* [Problem]: Transcribe the records that follow, preserving every word.

>>>

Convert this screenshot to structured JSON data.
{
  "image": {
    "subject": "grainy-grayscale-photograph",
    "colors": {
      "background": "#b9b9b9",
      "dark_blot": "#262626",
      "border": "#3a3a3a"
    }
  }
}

<<<

* [Response to the exercise]:
Convert this screenshot to structured JSON data.
{
  "image": {
    "subject": "grainy-grayscale-photograph",
    "colors": {
      "background": "#b9b9b9",
      "dark_blot": "#262626",
      "border": "#3a3a3a"
    }
  }
}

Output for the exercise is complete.